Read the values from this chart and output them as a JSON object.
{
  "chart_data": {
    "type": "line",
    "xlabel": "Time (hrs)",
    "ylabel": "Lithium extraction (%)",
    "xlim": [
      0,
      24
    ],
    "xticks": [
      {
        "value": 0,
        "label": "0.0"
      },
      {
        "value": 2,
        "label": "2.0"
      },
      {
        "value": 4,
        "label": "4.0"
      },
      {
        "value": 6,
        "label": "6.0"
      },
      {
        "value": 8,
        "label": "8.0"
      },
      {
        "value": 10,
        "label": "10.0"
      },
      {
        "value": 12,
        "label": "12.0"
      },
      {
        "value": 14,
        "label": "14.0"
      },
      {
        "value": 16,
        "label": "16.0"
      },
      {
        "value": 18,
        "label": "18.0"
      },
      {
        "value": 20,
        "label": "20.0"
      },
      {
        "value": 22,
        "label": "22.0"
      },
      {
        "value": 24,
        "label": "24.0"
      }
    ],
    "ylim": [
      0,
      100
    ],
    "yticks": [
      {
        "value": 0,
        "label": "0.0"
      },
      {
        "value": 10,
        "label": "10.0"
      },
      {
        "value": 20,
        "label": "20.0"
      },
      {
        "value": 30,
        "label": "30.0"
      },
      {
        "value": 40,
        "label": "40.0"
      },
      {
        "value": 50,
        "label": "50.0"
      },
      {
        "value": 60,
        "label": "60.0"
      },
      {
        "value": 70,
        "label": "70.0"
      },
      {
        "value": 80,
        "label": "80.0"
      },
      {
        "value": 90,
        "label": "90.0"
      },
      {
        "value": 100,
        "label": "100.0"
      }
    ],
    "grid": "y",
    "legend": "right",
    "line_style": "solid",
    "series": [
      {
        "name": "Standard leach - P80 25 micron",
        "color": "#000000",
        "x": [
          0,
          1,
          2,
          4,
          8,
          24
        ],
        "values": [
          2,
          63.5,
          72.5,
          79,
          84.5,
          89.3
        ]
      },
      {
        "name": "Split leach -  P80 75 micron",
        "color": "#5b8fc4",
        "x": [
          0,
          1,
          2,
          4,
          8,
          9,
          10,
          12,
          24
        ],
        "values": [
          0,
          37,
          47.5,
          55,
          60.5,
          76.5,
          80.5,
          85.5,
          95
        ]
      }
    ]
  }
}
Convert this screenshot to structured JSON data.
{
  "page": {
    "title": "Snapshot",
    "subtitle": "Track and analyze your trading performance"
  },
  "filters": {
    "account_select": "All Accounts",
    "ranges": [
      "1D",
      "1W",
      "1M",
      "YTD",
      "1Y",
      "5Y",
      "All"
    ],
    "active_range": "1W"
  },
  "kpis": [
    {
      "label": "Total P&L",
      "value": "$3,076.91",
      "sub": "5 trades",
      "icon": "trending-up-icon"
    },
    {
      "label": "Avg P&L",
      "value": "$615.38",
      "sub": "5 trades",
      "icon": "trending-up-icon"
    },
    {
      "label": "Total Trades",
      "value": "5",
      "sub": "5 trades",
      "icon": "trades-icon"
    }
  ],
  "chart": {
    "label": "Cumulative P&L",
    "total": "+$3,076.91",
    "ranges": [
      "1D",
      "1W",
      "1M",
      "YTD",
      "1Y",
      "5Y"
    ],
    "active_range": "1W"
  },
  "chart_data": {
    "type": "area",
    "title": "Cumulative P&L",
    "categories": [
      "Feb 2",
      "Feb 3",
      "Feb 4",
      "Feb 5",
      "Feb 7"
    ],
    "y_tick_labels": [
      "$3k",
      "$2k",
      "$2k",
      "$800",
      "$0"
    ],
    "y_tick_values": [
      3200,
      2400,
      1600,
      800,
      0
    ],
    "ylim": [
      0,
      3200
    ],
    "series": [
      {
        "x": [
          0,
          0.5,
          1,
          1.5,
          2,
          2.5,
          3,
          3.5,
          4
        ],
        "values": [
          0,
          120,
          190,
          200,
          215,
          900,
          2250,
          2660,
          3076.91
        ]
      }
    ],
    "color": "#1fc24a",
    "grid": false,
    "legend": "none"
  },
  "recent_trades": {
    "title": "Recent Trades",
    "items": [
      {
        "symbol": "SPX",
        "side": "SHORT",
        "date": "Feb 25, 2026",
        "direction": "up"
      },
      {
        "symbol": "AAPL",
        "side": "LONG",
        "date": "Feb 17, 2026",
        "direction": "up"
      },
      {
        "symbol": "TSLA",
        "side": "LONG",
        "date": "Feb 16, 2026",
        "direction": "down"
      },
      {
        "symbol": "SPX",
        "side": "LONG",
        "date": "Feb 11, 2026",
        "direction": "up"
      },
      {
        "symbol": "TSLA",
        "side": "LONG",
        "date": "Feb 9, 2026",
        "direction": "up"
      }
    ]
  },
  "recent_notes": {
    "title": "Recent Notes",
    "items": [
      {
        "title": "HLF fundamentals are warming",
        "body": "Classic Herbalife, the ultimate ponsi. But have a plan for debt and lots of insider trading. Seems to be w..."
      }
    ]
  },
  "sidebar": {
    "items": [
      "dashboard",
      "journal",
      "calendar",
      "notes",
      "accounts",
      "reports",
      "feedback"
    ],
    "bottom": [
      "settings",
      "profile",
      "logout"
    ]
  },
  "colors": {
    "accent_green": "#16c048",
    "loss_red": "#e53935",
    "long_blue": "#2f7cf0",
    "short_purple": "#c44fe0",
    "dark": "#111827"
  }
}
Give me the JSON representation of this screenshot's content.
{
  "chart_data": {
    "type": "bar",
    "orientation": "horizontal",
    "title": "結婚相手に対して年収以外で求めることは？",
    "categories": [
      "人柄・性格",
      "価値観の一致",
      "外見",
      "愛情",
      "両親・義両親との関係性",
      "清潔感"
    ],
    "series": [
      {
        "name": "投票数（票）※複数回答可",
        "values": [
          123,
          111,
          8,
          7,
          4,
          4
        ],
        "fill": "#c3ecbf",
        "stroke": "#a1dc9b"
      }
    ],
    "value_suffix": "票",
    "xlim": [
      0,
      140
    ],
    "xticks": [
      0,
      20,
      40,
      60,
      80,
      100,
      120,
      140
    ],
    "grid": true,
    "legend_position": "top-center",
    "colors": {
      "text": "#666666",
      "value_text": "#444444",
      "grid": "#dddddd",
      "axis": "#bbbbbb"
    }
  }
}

Aim.
Every line above should be retyped exactly as given.

Correct output.
Read the values from this chart and output them as a JSON object.
{
  "chart_data": {
    "type": "line",
    "xlabel": "Time (hrs)",
    "ylabel": "Lithium extraction (%)",
    "xlim": [
      0,
      24
    ],
    "xticks": [
      {
        "value": 0,
        "label": "0.0"
      },
      {
        "value": 2,
        "label": "2.0"
      },
      {
        "value": 4,
        "label": "4.0"
      },
      {
        "value": 6,
        "label": "6.0"
      },
      {
        "value": 8,
        "label": "8.0"
      },
      {
        "value": 10,
        "label": "10.0"
      },
      {
        "value": 12,
        "label": "12.0"
      },
      {
        "value": 14,
        "label": "14.0"
      },
      {
        "value": 16,
        "label": "16.0"
      },
      {
        "value": 18,
        "label": "18.0"
      },
      {
        "value": 20,
        "label": "20.0"
      },
      {
        "value": 22,
        "label": "22.0"
      },
      {
        "value": 24,
        "label": "24.0"
      }
    ],
    "ylim": [
      0,
      100
    ],
    "yticks": [
      {
        "value": 0,
        "label": "0.0"
      },
      {
        "value": 10,
        "label": "10.0"
      },
      {
        "value": 20,
        "label": "20.0"
      },
      {
        "value": 30,
        "label": "30.0"
      },
      {
        "value": 40,
        "label": "40.0"
      },
      {
        "value": 50,
        "label": "50.0"
      },
      {
        "value": 60,
        "label": "60.0"
      },
      {
        "value": 70,
        "label": "70.0"
      },
      {
        "value": 80,
        "label": "80.0"
      },
      {
        "value": 90,
        "label": "90.0"
      },
      {
        "value": 100,
        "label": "100.0"
      }
    ],
    "grid": "y",
    "legend": "right",
    "line_style": "solid",
    "series": [
      {
        "name": "Standard leach - P80 25 micron",
        "color": "#000000",
        "x": [
          0,
          1,
          2,
          4,
          8,
          24
        ],
        "values": [
          2,
          63.5,
          72.5,
          79,
          84.5,
          89.3
        ]
      },
      {
        "name": "Split leach -  P80 75 micron",
        "color": "#5b8fc4",
        "x": [
          0,
          1,
          2,
          4,
          8,
          9,
          10,
          12,
          24
        ],
        "values": [
          0,
          37,
          47.5,
          55,
          60.5,
          76.5,
          80.5,
          85.5,
          95
        ]
      }
    ]
  }
}
Convert this screenshot to structured JSON data.
{
  "page": {
    "title": "Snapshot",
    "subtitle": "Track and analyze your trading performance"
  },
  "filters": {
    "account_select": "All Accounts",
    "ranges": [
      "1D",
      "1W",
      "1M",
      "YTD",
      "1Y",
      "5Y",
      "All"
    ],
    "active_range": "1W"
  },
  "kpis": [
    {
      "label": "Total P&L",
      "value": "$3,076.91",
      "sub": "5 trades",
      "icon": "trending-up-icon"
    },
    {
      "label": "Avg P&L",
      "value": "$615.38",
      "sub": "5 trades",
      "icon": "trending-up-icon"
    },
    {
      "label": "Total Trades",
      "value": "5",
      "sub": "5 trades",
      "icon": "trades-icon"
    }
  ],
  "chart": {
    "label": "Cumulative P&L",
    "total": "+$3,076.91",
    "ranges": [
      "1D",
      "1W",
      "1M",
      "YTD",
      "1Y",
      "5Y"
    ],
    "active_range": "1W"
  },
  "chart_data": {
    "type": "area",
    "title": "Cumulative P&L",
    "categories": [
      "Feb 2",
      "Feb 3",
      "Feb 4",
      "Feb 5",
      "Feb 7"
    ],
    "y_tick_labels": [
      "$3k",
      "$2k",
      "$2k",
      "$800",
      "$0"
    ],
    "y_tick_values": [
      3200,
      2400,
      1600,
      800,
      0
    ],
    "ylim": [
      0,
      3200
    ],
    "series": [
      {
        "x": [
          0,
          0.5,
          1,
          1.5,
          2,
          2.5,
          3,
          3.5,
          4
        ],
        "values": [
          0,
          120,
          190,
          200,
          215,
          900,
          2250,
          2660,
          3076.91
        ]
      }
    ],
    "color": "#1fc24a",
    "grid": false,
    "legend": "none"
  },
  "recent_trades": {
    "title": "Recent Trades",
    "items": [
      {
        "symbol": "SPX",
        "side": "SHORT",
        "date": "Feb 25, 2026",
        "direction": "up"
      },
      {
        "symbol": "AAPL",
        "side": "LONG",
        "date": "Feb 17, 2026",
        "direction": "up"
      },
      {
        "symbol": "TSLA",
        "side": "LONG",
        "date": "Feb 16, 2026",
        "direction": "down"
      },
      {
        "symbol": "SPX",
        "side": "LONG",
        "date": "Feb 11, 2026",
        "direction": "up"
      },
      {
        "symbol": "TSLA",
        "side": "LONG",
        "date": "Feb 9, 2026",
        "direction": "up"
      }
    ]
  },
  "recent_notes": {
    "title": "Recent Notes",
    "items": [
      {
        "title": "HLF fundamentals are warming",
        "body": "Classic Herbalife, the ultimate ponsi. But have a plan for debt and lots of insider trading. Seems to be w..."
      }
    ]
  },
  "sidebar": {
    "items": [
      "dashboard",
      "journal",
      "calendar",
      "notes",
      "accounts",
      "reports",
      "feedback"
    ],
    "bottom": [
      "settings",
      "profile",
      "logout"
    ]
  },
  "colors": {
    "accent_green": "#16c048",
    "loss_red": "#e53935",
    "long_blue": "#2f7cf0",
    "short_purple": "#c44fe0",
    "dark": "#111827"
  }
}
Give me the JSON representation of this screenshot's content.
{
  "chart_data": {
    "type": "bar",
    "orientation": "horizontal",
    "title": "結婚相手に対して年収以外で求めることは？",
    "categories": [
      "人柄・性格",
      "価値観の一致",
      "外見",
      "愛情",
      "両親・義両親との関係性",
      "清潔感"
    ],
    "series": [
      {
        "name": "投票数（票）※複数回答可",
        "values": [
          123,
          111,
          8,
          7,
          4,
          4
        ],
        "fill": "#c3ecbf",
        "stroke": "#a1dc9b"
      }
    ],
    "value_suffix": "票",
    "xlim": [
      0,
      140
    ],
    "xticks": [
      0,
      20,
      40,
      60,
      80,
      100,
      120,
      140
    ],
    "grid": true,
    "legend_position": "top-center",
    "colors": {
      "text": "#666666",
      "value_text": "#444444",
      "grid": "#dddddd",
      "axis": "#bbbbbb"
    }
  }
}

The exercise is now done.